══ GIVEN RECORDS ══
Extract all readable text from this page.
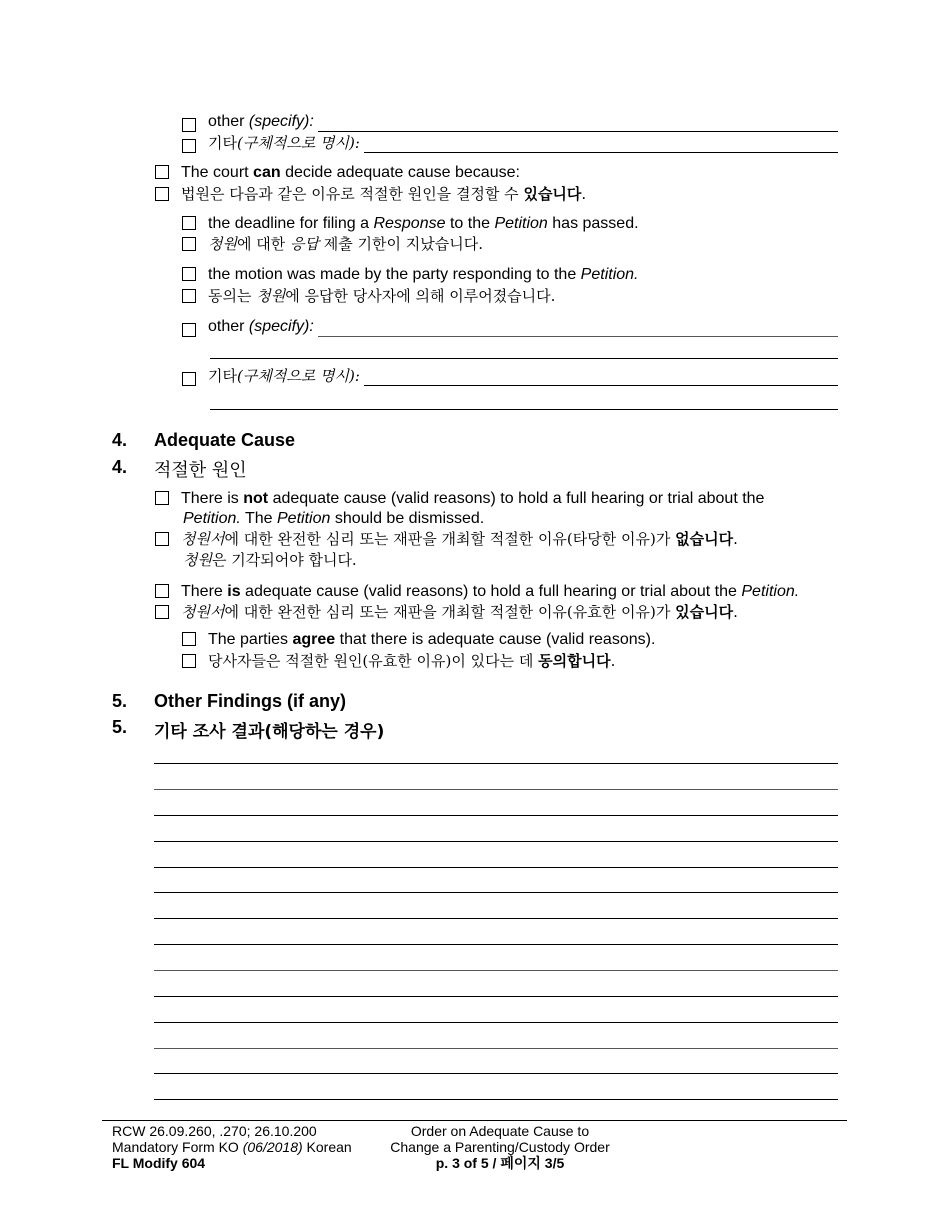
other
(specify):
기타 (구체적으로 명시):
The court can decide adequate cause because:
법원은 다음과 같은 이유로 적절한 원인을 결정할 수 있습니다.
the deadline for filing a Response to the Petition has passed.
청원에 대한 응답 제출 기한이 지났습니다.
the motion was made by the party responding to the Petition.
동의는 청원에 응답한 당사자에 의해 이루어졌습니다.
other
(specify):
기타 (구체적으로 명시):
4. Adequate Cause
4. 적절한 원인
There is not adequate cause (valid reasons) to hold a full hearing or trial about the
Petition. The Petition should be dismissed.
청원서에 대한 완전한 심리 또는 재판을 개최할 적절한 이유(타당한 이유)가 없습니다.
청원은 기각되어야 합니다.
There is adequate cause (valid reasons) to hold a full hearing or trial about the Petition.
청원서에 대한 완전한 심리 또는 재판을 개최할 적절한 이유(유효한 이유)가 있습니다.
The parties agree that there is adequate cause (valid reasons).
당사자들은 적절한 원인(유효한 이유)이 있다는 데 동의합니다.
5. Other Findings (if any)
5. 기타 조사 결과(해당하는 경우)
RCW 26.09.260, .270; 26.10.200
Mandatory Form KO (06/2018) Korean
FL Modify 604
Order on Adequate Cause to
Change a Parenting/Custody Order
p. 3 of 5 / 페이지 3/5
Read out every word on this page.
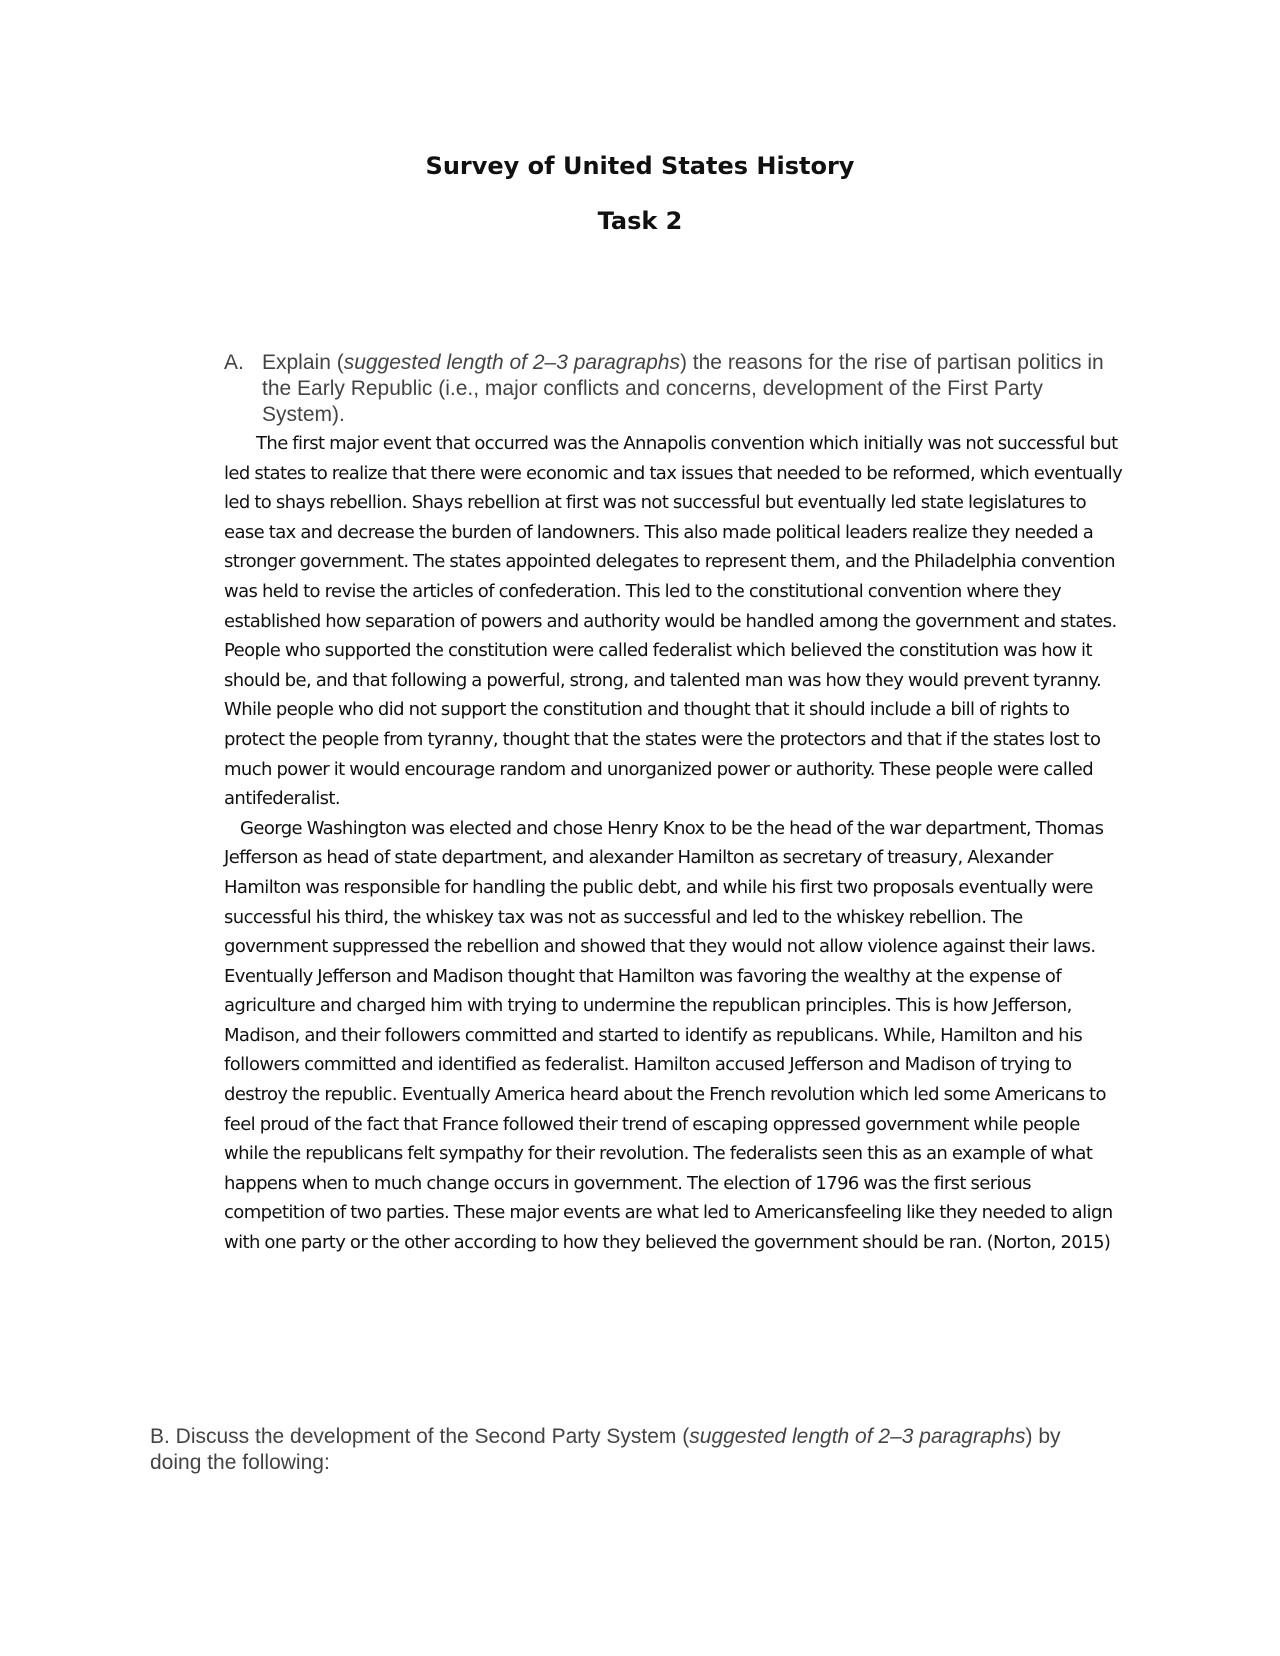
Survey of United States History
Task 2
A. Explain (suggested length of 2–3 paragraphs) the reasons for the rise of partisan politics in the Early Republic (i.e., major conflicts and concerns, development of the First Party System).

The first major event that occurred was the Annapolis convention which initially was not successful but led states to realize that there were economic and tax issues that needed to be reformed, which eventually led to shays rebellion. Shays rebellion at first was not successful but eventually led state legislatures to ease tax and decrease the burden of landowners. This also made political leaders realize they needed a stronger government. The states appointed delegates to represent them, and the Philadelphia convention was held to revise the articles of confederation. This led to the constitutional convention where they established how separation of powers and authority would be handled among the government and states. People who supported the constitution were called federalist which believed the constitution was how it should be, and that following a powerful, strong, and talented man was how they would prevent tyranny. While people who did not support the constitution and thought that it should include a bill of rights to protect the people from tyranny, thought that the states were the protectors and that if the states lost to much power it would encourage random and unorganized power or authority. These people were called antifederalist.

George Washington was elected and chose Henry Knox to be the head of the war department, Thomas Jefferson as head of state department, and alexander Hamilton as secretary of treasury, Alexander Hamilton was responsible for handling the public debt, and while his first two proposals eventually were successful his third, the whiskey tax was not as successful and led to the whiskey rebellion. The government suppressed the rebellion and showed that they would not allow violence against their laws. Eventually Jefferson and Madison thought that Hamilton was favoring the wealthy at the expense of agriculture and charged him with trying to undermine the republican principles. This is how Jefferson, Madison, and their followers committed and started to identify as republicans. While, Hamilton and his followers committed and identified as federalist. Hamilton accused Jefferson and Madison of trying to destroy the republic. Eventually America heard about the French revolution which led some Americans to feel proud of the fact that France followed their trend of escaping oppressed government while people while the republicans felt sympathy for their revolution. The federalists seen this as an example of what happens when to much change occurs in government. The election of 1796 was the first serious competition of two parties. These major events are what led to Americansfeeling like they needed to align with one party or the other according to how they believed the government should be ran. (Norton, 2015)

B. Discuss the development of the Second Party System (suggested length of 2–3 paragraphs) by doing the following:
═══
### SET PROBLEM
Repeat each entry exactly. Pictures do not belong in the copy.

### WRITTEN SOLUTION
Extract all readable text from this page.
other
(specify):
기타 (구체적으로 명시):
The court can decide adequate cause because:
법원은 다음과 같은 이유로 적절한 원인을 결정할 수 있습니다.
the deadline for filing a Response to the Petition has passed.
청원에 대한 응답 제출 기한이 지났습니다.
the motion was made by the party responding to the Petition.
동의는 청원에 응답한 당사자에 의해 이루어졌습니다.
other
(specify):
기타 (구체적으로 명시):
4. Adequate Cause
4. 적절한 원인
There is not adequate cause (valid reasons) to hold a full hearing or trial about the
Petition. The Petition should be dismissed.
청원서에 대한 완전한 심리 또는 재판을 개최할 적절한 이유(타당한 이유)가 없습니다.
청원은 기각되어야 합니다.
There is adequate cause (valid reasons) to hold a full hearing or trial about the Petition.
청원서에 대한 완전한 심리 또는 재판을 개최할 적절한 이유(유효한 이유)가 있습니다.
The parties agree that there is adequate cause (valid reasons).
당사자들은 적절한 원인(유효한 이유)이 있다는 데 동의합니다.
5. Other Findings (if any)
5. 기타 조사 결과(해당하는 경우)
RCW 26.09.260, .270; 26.10.200
Mandatory Form KO (06/2018) Korean
FL Modify 604
Order on Adequate Cause to
Change a Parenting/Custody Order
p. 3 of 5 / 페이지 3/5
Read out every word on this page.
Survey of United States History
Task 2
A. Explain (suggested length of 2–3 paragraphs) the reasons for the rise of partisan politics in the Early Republic (i.e., major conflicts and concerns, development of the First Party System).

The first major event that occurred was the Annapolis convention which initially was not successful but led states to realize that there were economic and tax issues that needed to be reformed, which eventually led to shays rebellion. Shays rebellion at first was not successful but eventually led state legislatures to ease tax and decrease the burden of landowners. This also made political leaders realize they needed a stronger government. The states appointed delegates to represent them, and the Philadelphia convention was held to revise the articles of confederation. This led to the constitutional convention where they established how separation of powers and authority would be handled among the government and states. People who supported the constitution were called federalist which believed the constitution was how it should be, and that following a powerful, strong, and talented man was how they would prevent tyranny. While people who did not support the constitution and thought that it should include a bill of rights to protect the people from tyranny, thought that the states were the protectors and that if the states lost to much power it would encourage random and unorganized power or authority. These people were called antifederalist.

George Washington was elected and chose Henry Knox to be the head of the war department, Thomas Jefferson as head of state department, and alexander Hamilton as secretary of treasury, Alexander Hamilton was responsible for handling the public debt, and while his first two proposals eventually were successful his third, the whiskey tax was not as successful and led to the whiskey rebellion. The government suppressed the rebellion and showed that they would not allow violence against their laws. Eventually Jefferson and Madison thought that Hamilton was favoring the wealthy at the expense of agriculture and charged him with trying to undermine the republican principles. This is how Jefferson, Madison, and their followers committed and started to identify as republicans. While, Hamilton and his followers committed and identified as federalist. Hamilton accused Jefferson and Madison of trying to destroy the republic. Eventually America heard about the French revolution which led some Americans to feel proud of the fact that France followed their trend of escaping oppressed government while people while the republicans felt sympathy for their revolution. The federalists seen this as an example of what happens when to much change occurs in government. The election of 1796 was the first serious competition of two parties. These major events are what led to Americansfeeling like they needed to align with one party or the other according to how they believed the government should be ran. (Norton, 2015)

B. Discuss the development of the Second Party System (suggested length of 2–3 paragraphs) by doing the following:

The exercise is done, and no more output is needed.